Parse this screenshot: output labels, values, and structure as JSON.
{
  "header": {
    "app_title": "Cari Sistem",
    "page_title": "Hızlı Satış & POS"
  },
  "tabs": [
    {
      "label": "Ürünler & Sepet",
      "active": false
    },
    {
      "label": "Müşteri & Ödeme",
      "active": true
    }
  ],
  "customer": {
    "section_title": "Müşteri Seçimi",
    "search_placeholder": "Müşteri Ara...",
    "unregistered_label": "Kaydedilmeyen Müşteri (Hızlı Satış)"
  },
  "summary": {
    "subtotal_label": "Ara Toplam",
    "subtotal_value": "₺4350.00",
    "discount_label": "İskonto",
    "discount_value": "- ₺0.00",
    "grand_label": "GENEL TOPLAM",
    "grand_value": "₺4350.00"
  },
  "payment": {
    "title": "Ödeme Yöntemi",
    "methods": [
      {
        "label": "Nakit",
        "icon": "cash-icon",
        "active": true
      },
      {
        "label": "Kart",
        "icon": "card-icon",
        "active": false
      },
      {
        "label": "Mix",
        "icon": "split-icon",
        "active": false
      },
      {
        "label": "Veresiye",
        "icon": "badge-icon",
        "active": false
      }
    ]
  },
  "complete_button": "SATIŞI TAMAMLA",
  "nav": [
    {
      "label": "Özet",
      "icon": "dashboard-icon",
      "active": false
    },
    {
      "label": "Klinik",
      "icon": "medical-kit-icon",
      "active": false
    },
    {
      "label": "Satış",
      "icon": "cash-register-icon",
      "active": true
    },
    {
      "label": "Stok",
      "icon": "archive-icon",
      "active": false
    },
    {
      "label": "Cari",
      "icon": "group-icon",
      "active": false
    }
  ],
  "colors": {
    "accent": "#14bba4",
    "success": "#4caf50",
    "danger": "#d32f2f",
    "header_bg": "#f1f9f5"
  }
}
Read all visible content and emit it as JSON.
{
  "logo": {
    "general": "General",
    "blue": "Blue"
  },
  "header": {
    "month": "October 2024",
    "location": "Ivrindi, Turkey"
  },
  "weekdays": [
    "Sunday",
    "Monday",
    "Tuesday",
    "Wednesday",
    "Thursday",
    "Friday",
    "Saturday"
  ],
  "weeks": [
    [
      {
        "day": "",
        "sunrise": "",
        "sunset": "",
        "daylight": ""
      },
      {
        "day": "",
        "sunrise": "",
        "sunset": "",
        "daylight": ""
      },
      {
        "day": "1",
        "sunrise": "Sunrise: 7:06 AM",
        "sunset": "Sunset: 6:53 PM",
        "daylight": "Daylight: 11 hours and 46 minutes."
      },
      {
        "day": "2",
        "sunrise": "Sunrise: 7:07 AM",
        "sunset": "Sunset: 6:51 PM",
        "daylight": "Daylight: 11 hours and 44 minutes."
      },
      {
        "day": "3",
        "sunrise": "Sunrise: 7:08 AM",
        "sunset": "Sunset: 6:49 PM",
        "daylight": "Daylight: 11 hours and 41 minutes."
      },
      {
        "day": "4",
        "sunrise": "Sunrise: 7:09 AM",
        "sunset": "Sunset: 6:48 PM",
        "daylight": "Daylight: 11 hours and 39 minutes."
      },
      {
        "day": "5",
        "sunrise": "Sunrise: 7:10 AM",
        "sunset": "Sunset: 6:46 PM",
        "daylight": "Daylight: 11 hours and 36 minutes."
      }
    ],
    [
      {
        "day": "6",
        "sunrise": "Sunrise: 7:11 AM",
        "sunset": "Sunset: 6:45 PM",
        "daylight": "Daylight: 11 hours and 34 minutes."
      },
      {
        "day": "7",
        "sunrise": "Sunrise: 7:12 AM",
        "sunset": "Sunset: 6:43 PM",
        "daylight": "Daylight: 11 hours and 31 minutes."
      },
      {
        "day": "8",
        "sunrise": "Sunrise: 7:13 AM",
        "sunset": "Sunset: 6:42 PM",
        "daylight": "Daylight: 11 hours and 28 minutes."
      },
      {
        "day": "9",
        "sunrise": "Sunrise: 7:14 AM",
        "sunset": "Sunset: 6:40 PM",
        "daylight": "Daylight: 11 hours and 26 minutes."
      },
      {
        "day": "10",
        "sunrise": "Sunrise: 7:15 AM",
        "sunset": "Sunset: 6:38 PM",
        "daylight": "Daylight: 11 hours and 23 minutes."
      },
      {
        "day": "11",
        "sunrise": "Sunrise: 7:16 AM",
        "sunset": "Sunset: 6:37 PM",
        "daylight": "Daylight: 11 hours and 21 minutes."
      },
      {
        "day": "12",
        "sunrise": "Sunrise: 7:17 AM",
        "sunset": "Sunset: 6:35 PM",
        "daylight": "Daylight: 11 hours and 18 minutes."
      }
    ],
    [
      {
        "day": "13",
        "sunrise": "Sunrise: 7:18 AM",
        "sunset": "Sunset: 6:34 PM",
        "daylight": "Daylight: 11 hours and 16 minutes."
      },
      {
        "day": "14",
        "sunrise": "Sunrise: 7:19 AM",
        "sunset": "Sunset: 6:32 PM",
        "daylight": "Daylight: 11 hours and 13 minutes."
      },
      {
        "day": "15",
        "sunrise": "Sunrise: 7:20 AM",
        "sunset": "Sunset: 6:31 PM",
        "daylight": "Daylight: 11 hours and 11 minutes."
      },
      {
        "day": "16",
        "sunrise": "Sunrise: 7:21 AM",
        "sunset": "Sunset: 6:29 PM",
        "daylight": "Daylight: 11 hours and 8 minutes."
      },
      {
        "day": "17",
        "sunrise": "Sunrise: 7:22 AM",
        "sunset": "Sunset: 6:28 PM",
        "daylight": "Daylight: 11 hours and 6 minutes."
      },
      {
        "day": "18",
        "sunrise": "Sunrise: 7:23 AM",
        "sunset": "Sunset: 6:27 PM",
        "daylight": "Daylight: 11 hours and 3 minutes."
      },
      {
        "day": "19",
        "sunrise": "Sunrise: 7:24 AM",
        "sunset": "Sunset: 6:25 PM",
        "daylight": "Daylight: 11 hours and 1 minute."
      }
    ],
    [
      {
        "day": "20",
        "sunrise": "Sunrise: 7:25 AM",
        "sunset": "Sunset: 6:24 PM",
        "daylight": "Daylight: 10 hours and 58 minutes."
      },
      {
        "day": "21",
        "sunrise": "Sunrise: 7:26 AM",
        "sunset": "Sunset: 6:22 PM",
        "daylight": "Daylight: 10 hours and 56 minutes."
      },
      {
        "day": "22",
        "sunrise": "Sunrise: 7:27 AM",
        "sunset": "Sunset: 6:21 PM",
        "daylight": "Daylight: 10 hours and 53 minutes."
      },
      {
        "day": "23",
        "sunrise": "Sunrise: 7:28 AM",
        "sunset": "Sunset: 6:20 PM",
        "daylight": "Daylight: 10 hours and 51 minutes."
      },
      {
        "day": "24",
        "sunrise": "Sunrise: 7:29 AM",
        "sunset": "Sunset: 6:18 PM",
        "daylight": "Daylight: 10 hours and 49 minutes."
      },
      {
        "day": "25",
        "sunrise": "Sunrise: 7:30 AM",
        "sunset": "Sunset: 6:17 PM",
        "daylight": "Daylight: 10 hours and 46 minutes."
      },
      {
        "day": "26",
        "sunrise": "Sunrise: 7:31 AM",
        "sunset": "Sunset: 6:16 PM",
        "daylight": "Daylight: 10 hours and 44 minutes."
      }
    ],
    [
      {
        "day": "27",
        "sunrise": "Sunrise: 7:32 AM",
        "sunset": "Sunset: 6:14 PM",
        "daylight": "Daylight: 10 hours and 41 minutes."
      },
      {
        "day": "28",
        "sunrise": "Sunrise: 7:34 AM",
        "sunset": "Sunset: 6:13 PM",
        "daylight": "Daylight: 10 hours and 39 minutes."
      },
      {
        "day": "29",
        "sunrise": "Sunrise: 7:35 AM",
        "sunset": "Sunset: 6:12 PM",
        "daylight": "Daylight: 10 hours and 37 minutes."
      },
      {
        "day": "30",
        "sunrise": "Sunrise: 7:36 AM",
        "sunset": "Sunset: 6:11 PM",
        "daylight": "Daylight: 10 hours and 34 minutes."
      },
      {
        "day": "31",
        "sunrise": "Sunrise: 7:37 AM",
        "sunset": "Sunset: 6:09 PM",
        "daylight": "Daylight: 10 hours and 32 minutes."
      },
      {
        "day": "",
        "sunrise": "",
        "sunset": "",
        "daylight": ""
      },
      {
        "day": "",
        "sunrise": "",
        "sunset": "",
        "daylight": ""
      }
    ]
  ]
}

▶ [Task statement]: From the entries above, select each line containing the string "Satış".

▶ [Completed exercise]:
    "page_title": "Hızlı Satış & POS"
    "unregistered_label": "Kaydedilmeyen Müşteri (Hızlı Satış)"
      "label": "Satış",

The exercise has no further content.